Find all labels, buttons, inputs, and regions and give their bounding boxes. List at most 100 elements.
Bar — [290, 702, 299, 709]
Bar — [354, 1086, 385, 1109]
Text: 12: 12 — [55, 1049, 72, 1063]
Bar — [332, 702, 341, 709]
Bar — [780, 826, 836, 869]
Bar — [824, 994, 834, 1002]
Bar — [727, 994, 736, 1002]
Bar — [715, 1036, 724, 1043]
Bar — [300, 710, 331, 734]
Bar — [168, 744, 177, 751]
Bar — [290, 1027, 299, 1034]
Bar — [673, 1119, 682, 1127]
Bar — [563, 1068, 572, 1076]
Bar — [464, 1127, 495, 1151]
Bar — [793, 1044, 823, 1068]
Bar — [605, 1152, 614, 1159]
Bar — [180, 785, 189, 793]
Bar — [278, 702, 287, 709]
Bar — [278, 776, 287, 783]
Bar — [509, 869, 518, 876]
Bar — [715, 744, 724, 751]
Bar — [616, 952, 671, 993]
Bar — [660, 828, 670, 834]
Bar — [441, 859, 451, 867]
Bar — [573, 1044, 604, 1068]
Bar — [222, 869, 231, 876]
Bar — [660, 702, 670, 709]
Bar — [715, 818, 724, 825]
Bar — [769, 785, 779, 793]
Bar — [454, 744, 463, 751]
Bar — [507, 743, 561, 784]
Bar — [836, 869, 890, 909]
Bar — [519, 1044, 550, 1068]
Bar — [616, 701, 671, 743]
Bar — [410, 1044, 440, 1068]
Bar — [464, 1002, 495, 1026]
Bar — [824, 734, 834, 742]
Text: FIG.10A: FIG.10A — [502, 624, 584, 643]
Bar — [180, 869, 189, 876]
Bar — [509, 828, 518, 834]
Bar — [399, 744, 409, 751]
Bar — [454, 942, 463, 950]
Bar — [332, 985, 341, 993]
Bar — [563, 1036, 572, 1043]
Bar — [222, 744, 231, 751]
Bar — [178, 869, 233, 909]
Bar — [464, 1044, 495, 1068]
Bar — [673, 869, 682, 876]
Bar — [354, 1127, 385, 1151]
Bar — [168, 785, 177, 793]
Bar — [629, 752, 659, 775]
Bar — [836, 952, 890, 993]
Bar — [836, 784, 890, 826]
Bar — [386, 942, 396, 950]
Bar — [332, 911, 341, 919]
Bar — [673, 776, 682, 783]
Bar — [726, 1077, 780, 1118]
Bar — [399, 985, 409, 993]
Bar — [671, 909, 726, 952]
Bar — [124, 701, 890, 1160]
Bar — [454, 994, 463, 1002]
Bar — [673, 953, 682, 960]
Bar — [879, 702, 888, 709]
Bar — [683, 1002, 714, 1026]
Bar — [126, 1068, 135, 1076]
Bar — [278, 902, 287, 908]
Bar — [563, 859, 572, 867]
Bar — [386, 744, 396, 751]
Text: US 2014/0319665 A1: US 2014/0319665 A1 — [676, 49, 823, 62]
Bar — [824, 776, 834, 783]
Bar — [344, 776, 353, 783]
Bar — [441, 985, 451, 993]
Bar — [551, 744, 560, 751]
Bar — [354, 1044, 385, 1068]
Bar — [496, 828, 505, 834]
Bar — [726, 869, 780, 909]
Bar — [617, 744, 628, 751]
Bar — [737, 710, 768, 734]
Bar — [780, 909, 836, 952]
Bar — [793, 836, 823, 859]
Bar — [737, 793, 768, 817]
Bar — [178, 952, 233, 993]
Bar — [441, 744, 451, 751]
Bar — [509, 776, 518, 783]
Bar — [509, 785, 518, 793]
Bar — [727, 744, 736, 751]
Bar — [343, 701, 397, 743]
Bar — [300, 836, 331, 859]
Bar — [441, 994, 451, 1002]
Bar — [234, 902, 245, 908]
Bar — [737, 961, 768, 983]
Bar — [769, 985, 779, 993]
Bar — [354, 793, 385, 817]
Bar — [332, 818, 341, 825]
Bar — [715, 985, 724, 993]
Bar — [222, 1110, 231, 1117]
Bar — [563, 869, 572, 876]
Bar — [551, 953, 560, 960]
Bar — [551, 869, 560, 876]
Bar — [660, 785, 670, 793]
= = = = =
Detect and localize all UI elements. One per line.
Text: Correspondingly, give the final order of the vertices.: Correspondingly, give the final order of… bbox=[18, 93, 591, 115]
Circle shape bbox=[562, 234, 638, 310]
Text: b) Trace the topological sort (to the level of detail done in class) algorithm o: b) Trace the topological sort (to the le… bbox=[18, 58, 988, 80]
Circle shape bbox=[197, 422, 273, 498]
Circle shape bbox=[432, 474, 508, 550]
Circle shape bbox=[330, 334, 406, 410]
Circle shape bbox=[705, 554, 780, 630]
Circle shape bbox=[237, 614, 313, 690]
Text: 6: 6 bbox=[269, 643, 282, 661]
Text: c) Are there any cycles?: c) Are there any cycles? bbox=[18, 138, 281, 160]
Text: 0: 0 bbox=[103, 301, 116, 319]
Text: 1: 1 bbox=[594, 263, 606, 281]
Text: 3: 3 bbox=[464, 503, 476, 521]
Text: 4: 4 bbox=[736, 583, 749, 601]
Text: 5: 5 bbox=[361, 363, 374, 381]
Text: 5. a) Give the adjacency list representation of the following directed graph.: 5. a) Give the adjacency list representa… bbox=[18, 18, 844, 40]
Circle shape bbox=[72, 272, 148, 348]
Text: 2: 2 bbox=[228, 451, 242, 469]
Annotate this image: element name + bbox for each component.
= = = = =
Arrange the stretch of rows from the line containing "Find all labels, buttons, inputs, and" through the line containing "Bar — [715, 1036, 724, 1043]" as a JSON list of strings, one string per line, with blank lines omitted.

[
  "Find all labels, buttons, inputs, and regions and give their bounding boxes. List at most 100 elements.",
  "Bar — [290, 702, 299, 709]",
  "Bar — [354, 1086, 385, 1109]",
  "Text: 12: 12 — [55, 1049, 72, 1063]",
  "Bar — [332, 702, 341, 709]",
  "Bar — [780, 826, 836, 869]",
  "Bar — [824, 994, 834, 1002]",
  "Bar — [727, 994, 736, 1002]",
  "Bar — [715, 1036, 724, 1043]"
]